** start of LISTED ENTRIES **

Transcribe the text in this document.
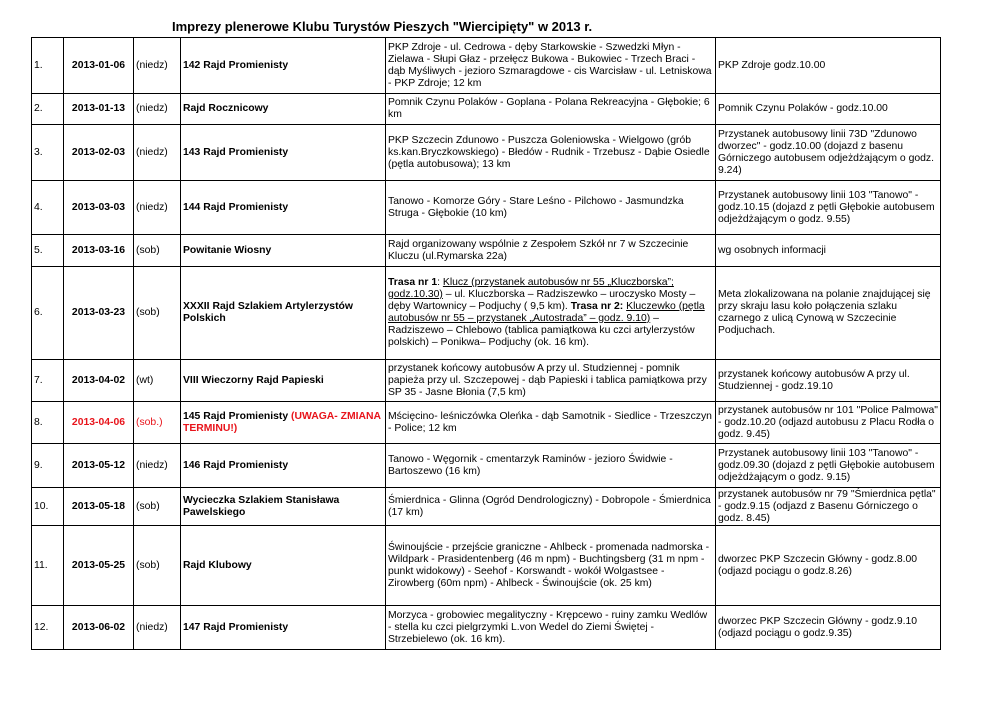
Imprezy plenerowe Klubu Turystów Pieszych "Wiercipięty" w 2013 r.
1.	2013-01-06	(niedz)	142 Rajd Promienisty	PKP Zdroje - ul. Cedrowa - dęby Starkowskie - Szwedzki Młyn - Zielawa - Słupi Głaz - przełęcz Bukowa - Bukowiec - Trzech Braci - dąb Myśliwych - jezioro Szmaragdowe - cis Warcisław - ul. Letniskowa - PKP Zdroje; 12 km	PKP Zdroje godz.10.00
2.	2013-01-13	(niedz)	Rajd Rocznicowy	Pomnik Czynu Polaków - Goplana - Polana Rekreacyjna - Głębokie; 6 km	Pomnik Czynu Polaków - godz.10.00
3.	2013-02-03	(niedz)	143 Rajd Promienisty	PKP Szczecin Zdunowo - Puszcza Goleniowska - Wielgowo (grób ks.kan.Bryczkowskiego) - Błedów - Rudnik - Trzebusz - Dąbie Osiedle (pętla autobusowa); 13 km	Przystanek autobusowy linii 73D "Zdunowo dworzec" - godz.10.00 (dojazd z basenu Górniczego autobusem odjeżdżającym o godz. 9.24)
4.	2013-03-03	(niedz)	144 Rajd Promienisty	Tanowo - Komorze Góry - Stare Leśno - Pilchowo - Jasmundzka Struga - Głębokie (10 km)	Przystanek autobusowy linii 103 "Tanowo" - godz.10.15 (dojazd z pętli Głębokie autobusem odjeżdżającym o godz. 9.55)
5.	2013-03-16	(sob)	Powitanie Wiosny	Rajd organizowany wspólnie z Zespołem Szkół nr 7 w Szczecinie Kluczu (ul.Rymarska 22a)	wg osobnych informacji
6.	2013-03-23	(sob)	XXXII Rajd Szlakiem Artylerzystów Polskich	Trasa nr 1: Klucz (przystanek autobusów nr 55 „Kluczborska”; godz.10.30) – ul. Kluczborska – Radziszewko – uroczysko Mosty – dęby Wartownicy – Podjuchy ( 9,5 km). Trasa nr 2: Kluczewko (pętla autobusów nr 55 – przystanek „Autostrada” – godz. 9.10) – Radziszewo – Chlebowo (tablica pamiątkowa ku czci artylerzystów polskich) – Ponikwa– Podjuchy (ok. 16 km).	Meta zlokalizowana na polanie znajdującej się przy skraju lasu koło połączenia szlaku czarnego z ulicą Cynową w Szczecinie Podjuchach.
7.	2013-04-02	(wt)	VIII Wieczorny Rajd Papieski	przystanek końcowy autobusów A przy ul. Studziennej - pomnik papieża przy ul. Szczepowej - dąb Papieski i tablica pamiątkowa przy SP 35 - Jasne Błonia (7,5 km)	przystanek końcowy autobusów A przy ul. Studziennej - godz.19.10
8.	2013-04-06	(sob.)	145 Rajd Promienisty (UWAGA- ZMIANA TERMINU!)	Mścięcino- leśniczówka Oleńka - dąb Samotnik - Siedlice - Trzeszczyn - Police; 12 km	przystanek autobusów nr 101 "Police Palmowa" - godz.10.20 (odjazd autobusu z Placu Rodła o godz. 9.45)
9.	2013-05-12	(niedz)	146 Rajd Promienisty	Tanowo - Węgornik - cmentarzyk Raminów - jezioro Świdwie - Bartoszewo (16 km)	Przystanek autobusowy linii 103 "Tanowo" - godz.09.30 (dojazd z pętli Głębokie autobusem odjeżdżającym o godz. 9.15)
10.	2013-05-18	(sob)	Wycieczka Szlakiem Stanisława Pawelskiego	Śmierdnica - Glinna (Ogród Dendrologiczny) - Dobropole - Śmierdnica (17 km)	przystanek autobusów nr 79 "Śmierdnica pętla" - godz.9.15 (odjazd z Basenu Górniczego o godz. 8.45)
11.	2013-05-25	(sob)	Rajd Klubowy	Świnoujście - przejście graniczne - Ahlbeck - promenada nadmorska - Wildpark - Prasidentenberg (46 m npm) - Buchtingsberg (31 m npm - punkt widokowy) - Seehof - Korswandt - wokół Wolgastsee - Zirowberg (60m npm) - Ahlbeck - Świnoujście (ok. 25 km)	dworzec PKP Szczecin Główny - godz.8.00 (odjazd pociągu o godz.8.26)
12.	2013-06-02	(niedz)	147 Rajd Promienisty	Morzyca - grobowiec megalityczny - Krępcewo - ruiny zamku Wedlów - stella ku czci pielgrzymki L.von Wedel do Ziemi Świętej - Strzebielewo (ok. 16 km).	dworzec PKP Szczecin Główny - godz.9.10 (odjazd pociągu o godz.9.35)
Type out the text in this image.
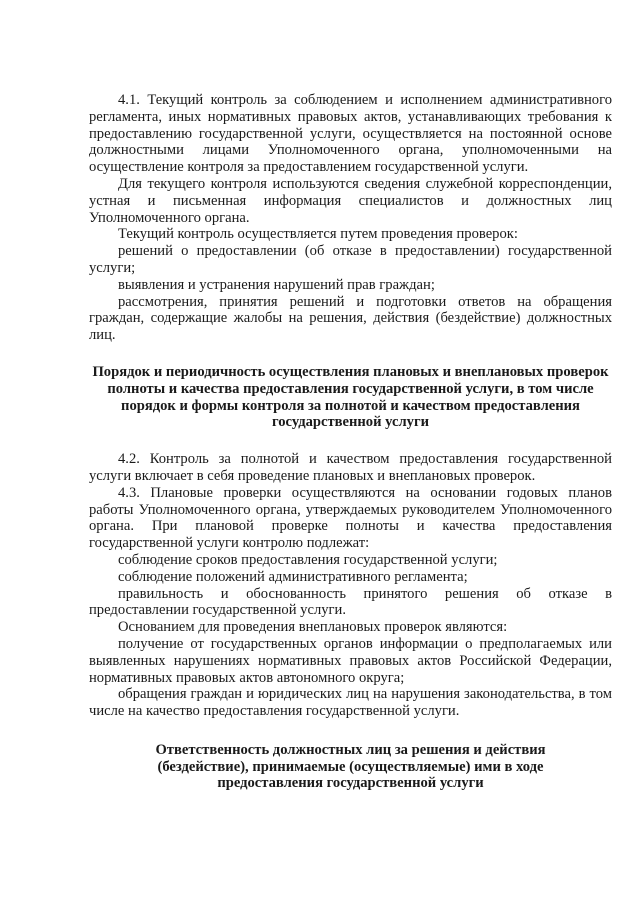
4.1. Текущий контроль за соблюдением и исполнением административного регламента, иных нормативных правовых актов, устанавливающих требования к предоставлению государственной услуги, осуществляется на постоянной основе должностными лицами Уполномоченного органа, уполномоченными на осуществление контроля за предоставлением государственной услуги.

Для текущего контроля используются сведения служебной корреспонденции, устная и письменная информация специалистов и должностных лиц Уполномоченного органа.

Текущий контроль осуществляется путем проведения проверок:

решений о предоставлении (об отказе в предоставлении) государственной услуги;

выявления и устранения нарушений прав граждан;

рассмотрения, принятия решений и подготовки ответов на обращения граждан, содержащие жалобы на решения, действия (бездействие) должностных лиц.

Порядок и периодичность осуществления плановых и внеплановых проверок полноты и качества предоставления государственной услуги, в том числе порядок и формы контроля за полнотой и качеством предоставления государственной услуги

4.2. Контроль за полнотой и качеством предоставления государственной услуги включает в себя проведение плановых и внеплановых проверок.

4.3. Плановые проверки осуществляются на основании годовых планов работы Уполномоченного органа, утверждаемых руководителем Уполномоченного органа. При плановой проверке полноты и качества предоставления государственной услуги контролю подлежат:

соблюдение сроков предоставления государственной услуги;

соблюдение положений административного регламента;

правильность и обоснованность принятого решения об отказе в предоставлении государственной услуги.

Основанием для проведения внеплановых проверок являются:

получение от государственных органов информации о предполагаемых или выявленных нарушениях нормативных правовых актов Российской Федерации, нормативных правовых актов автономного округа;

обращения граждан и юридических лиц на нарушения законодательства, в том числе на качество предоставления государственной услуги.

Ответственность должностных лиц за решения и действия (бездействие), принимаемые (осуществляемые) ими в ходе предоставления государственной услуги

** end of LISTED ENTRIES **

WORK REQUIRED: Leaving the pictures aside, transcribe the entire listing exactly.

COMPLETED TASK:
Transcribe the text in this document.
Imprezy plenerowe Klubu Turystów Pieszych "Wiercipięty" w 2013 r.
1.	2013-01-06	(niedz)	142 Rajd Promienisty	PKP Zdroje - ul. Cedrowa - dęby Starkowskie - Szwedzki Młyn - Zielawa - Słupi Głaz - przełęcz Bukowa - Bukowiec - Trzech Braci - dąb Myśliwych - jezioro Szmaragdowe - cis Warcisław - ul. Letniskowa - PKP Zdroje; 12 km	PKP Zdroje godz.10.00
2.	2013-01-13	(niedz)	Rajd Rocznicowy	Pomnik Czynu Polaków - Goplana - Polana Rekreacyjna - Głębokie; 6 km	Pomnik Czynu Polaków - godz.10.00
3.	2013-02-03	(niedz)	143 Rajd Promienisty	PKP Szczecin Zdunowo - Puszcza Goleniowska - Wielgowo (grób ks.kan.Bryczkowskiego) - Błedów - Rudnik - Trzebusz - Dąbie Osiedle (pętla autobusowa); 13 km	Przystanek autobusowy linii 73D "Zdunowo dworzec" - godz.10.00 (dojazd z basenu Górniczego autobusem odjeżdżającym o godz. 9.24)
4.	2013-03-03	(niedz)	144 Rajd Promienisty	Tanowo - Komorze Góry - Stare Leśno - Pilchowo - Jasmundzka Struga - Głębokie (10 km)	Przystanek autobusowy linii 103 "Tanowo" - godz.10.15 (dojazd z pętli Głębokie autobusem odjeżdżającym o godz. 9.55)
5.	2013-03-16	(sob)	Powitanie Wiosny	Rajd organizowany wspólnie z Zespołem Szkół nr 7 w Szczecinie Kluczu (ul.Rymarska 22a)	wg osobnych informacji
6.	2013-03-23	(sob)	XXXII Rajd Szlakiem Artylerzystów Polskich	Trasa nr 1: Klucz (przystanek autobusów nr 55 „Kluczborska”; godz.10.30) – ul. Kluczborska – Radziszewko – uroczysko Mosty – dęby Wartownicy – Podjuchy ( 9,5 km). Trasa nr 2: Kluczewko (pętla autobusów nr 55 – przystanek „Autostrada” – godz. 9.10) – Radziszewo – Chlebowo (tablica pamiątkowa ku czci artylerzystów polskich) – Ponikwa– Podjuchy (ok. 16 km).	Meta zlokalizowana na polanie znajdującej się przy skraju lasu koło połączenia szlaku czarnego z ulicą Cynową w Szczecinie Podjuchach.
7.	2013-04-02	(wt)	VIII Wieczorny Rajd Papieski	przystanek końcowy autobusów A przy ul. Studziennej - pomnik papieża przy ul. Szczepowej - dąb Papieski i tablica pamiątkowa przy SP 35 - Jasne Błonia (7,5 km)	przystanek końcowy autobusów A przy ul. Studziennej - godz.19.10
8.	2013-04-06	(sob.)	145 Rajd Promienisty (UWAGA- ZMIANA TERMINU!)	Mścięcino- leśniczówka Oleńka - dąb Samotnik - Siedlice - Trzeszczyn - Police; 12 km	przystanek autobusów nr 101 "Police Palmowa" - godz.10.20 (odjazd autobusu z Placu Rodła o godz. 9.45)
9.	2013-05-12	(niedz)	146 Rajd Promienisty	Tanowo - Węgornik - cmentarzyk Raminów - jezioro Świdwie - Bartoszewo (16 km)	Przystanek autobusowy linii 103 "Tanowo" - godz.09.30 (dojazd z pętli Głębokie autobusem odjeżdżającym o godz. 9.15)
10.	2013-05-18	(sob)	Wycieczka Szlakiem Stanisława Pawelskiego	Śmierdnica - Glinna (Ogród Dendrologiczny) - Dobropole - Śmierdnica (17 km)	przystanek autobusów nr 79 "Śmierdnica pętla" - godz.9.15 (odjazd z Basenu Górniczego o godz. 8.45)
11.	2013-05-25	(sob)	Rajd Klubowy	Świnoujście - przejście graniczne - Ahlbeck - promenada nadmorska - Wildpark - Prasidentenberg (46 m npm) - Buchtingsberg (31 m npm - punkt widokowy) - Seehof - Korswandt - wokół Wolgastsee - Zirowberg (60m npm) - Ahlbeck - Świnoujście (ok. 25 km)	dworzec PKP Szczecin Główny - godz.8.00 (odjazd pociągu o godz.8.26)
12.	2013-06-02	(niedz)	147 Rajd Promienisty	Morzyca - grobowiec megalityczny - Krępcewo - ruiny zamku Wedlów - stella ku czci pielgrzymki L.von Wedel do Ziemi Świętej - Strzebielewo (ok. 16 km).	dworzec PKP Szczecin Główny - godz.9.10 (odjazd pociągu o godz.9.35)
Type out the text in this image.
4.1. Текущий контроль за соблюдением и исполнением административного регламента, иных нормативных правовых актов, устанавливающих требования к предоставлению государственной услуги, осуществляется на постоянной основе должностными лицами Уполномоченного органа, уполномоченными на осуществление контроля за предоставлением государственной услуги.

Для текущего контроля используются сведения служебной корреспонденции, устная и письменная информация специалистов и должностных лиц Уполномоченного органа.

Текущий контроль осуществляется путем проведения проверок:

решений о предоставлении (об отказе в предоставлении) государственной услуги;

выявления и устранения нарушений прав граждан;

рассмотрения, принятия решений и подготовки ответов на обращения граждан, содержащие жалобы на решения, действия (бездействие) должностных лиц.

Порядок и периодичность осуществления плановых и внеплановых проверок полноты и качества предоставления государственной услуги, в том числе порядок и формы контроля за полнотой и качеством предоставления государственной услуги

4.2. Контроль за полнотой и качеством предоставления государственной услуги включает в себя проведение плановых и внеплановых проверок.

4.3. Плановые проверки осуществляются на основании годовых планов работы Уполномоченного органа, утверждаемых руководителем Уполномоченного органа. При плановой проверке полноты и качества предоставления государственной услуги контролю подлежат:

соблюдение сроков предоставления государственной услуги;

соблюдение положений административного регламента;

правильность и обоснованность принятого решения об отказе в предоставлении государственной услуги.

Основанием для проведения внеплановых проверок являются:

получение от государственных органов информации о предполагаемых или выявленных нарушениях нормативных правовых актов Российской Федерации, нормативных правовых актов автономного округа;

обращения граждан и юридических лиц на нарушения законодательства, в том числе на качество предоставления государственной услуги.

Ответственность должностных лиц за решения и действия (бездействие), принимаемые (осуществляемые) ими в ходе предоставления государственной услуги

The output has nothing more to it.